-- start Data for the task --
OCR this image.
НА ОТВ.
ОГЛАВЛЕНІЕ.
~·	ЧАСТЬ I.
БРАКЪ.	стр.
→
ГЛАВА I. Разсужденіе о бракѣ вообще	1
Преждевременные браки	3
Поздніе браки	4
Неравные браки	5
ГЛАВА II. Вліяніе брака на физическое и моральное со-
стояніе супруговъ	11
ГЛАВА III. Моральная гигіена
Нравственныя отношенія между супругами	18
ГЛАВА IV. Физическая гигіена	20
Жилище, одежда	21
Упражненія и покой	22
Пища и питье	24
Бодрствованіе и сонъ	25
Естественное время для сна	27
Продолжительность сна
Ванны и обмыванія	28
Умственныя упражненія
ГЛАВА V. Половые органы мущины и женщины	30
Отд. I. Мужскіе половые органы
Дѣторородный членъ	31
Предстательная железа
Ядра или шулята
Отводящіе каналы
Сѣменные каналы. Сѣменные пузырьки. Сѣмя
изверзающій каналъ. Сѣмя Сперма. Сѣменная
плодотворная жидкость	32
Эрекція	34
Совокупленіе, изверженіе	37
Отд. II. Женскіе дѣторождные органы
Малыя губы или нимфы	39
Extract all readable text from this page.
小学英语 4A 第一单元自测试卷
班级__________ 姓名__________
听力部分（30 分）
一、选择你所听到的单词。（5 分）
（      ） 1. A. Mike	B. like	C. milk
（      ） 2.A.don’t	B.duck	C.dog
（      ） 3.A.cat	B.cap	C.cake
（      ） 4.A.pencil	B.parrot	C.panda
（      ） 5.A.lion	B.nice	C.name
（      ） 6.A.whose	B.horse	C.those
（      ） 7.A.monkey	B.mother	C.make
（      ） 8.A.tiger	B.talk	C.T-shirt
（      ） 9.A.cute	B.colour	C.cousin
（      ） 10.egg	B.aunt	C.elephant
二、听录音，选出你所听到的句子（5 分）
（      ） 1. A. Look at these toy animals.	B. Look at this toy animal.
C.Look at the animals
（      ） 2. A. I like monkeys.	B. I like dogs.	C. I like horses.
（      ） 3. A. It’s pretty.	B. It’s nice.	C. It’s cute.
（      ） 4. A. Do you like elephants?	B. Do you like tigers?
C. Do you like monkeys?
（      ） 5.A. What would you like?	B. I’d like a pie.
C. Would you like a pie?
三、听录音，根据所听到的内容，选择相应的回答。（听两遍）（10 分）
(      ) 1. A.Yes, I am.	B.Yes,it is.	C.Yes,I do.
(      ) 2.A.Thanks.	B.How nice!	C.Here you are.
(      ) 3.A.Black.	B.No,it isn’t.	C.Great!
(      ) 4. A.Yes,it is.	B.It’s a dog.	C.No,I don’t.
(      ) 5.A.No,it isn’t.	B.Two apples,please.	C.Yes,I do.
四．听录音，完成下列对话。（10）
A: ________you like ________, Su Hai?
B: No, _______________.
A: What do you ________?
-- end Data for the task --
• _Problem description_
Search the entries for the word "this" and pick out every line that holds it.

• _Result of the task_
OCR this image.
Extract all readable text from this page.
（      ） 1. A. Look at these toy animals.	B. Look at this toy animal.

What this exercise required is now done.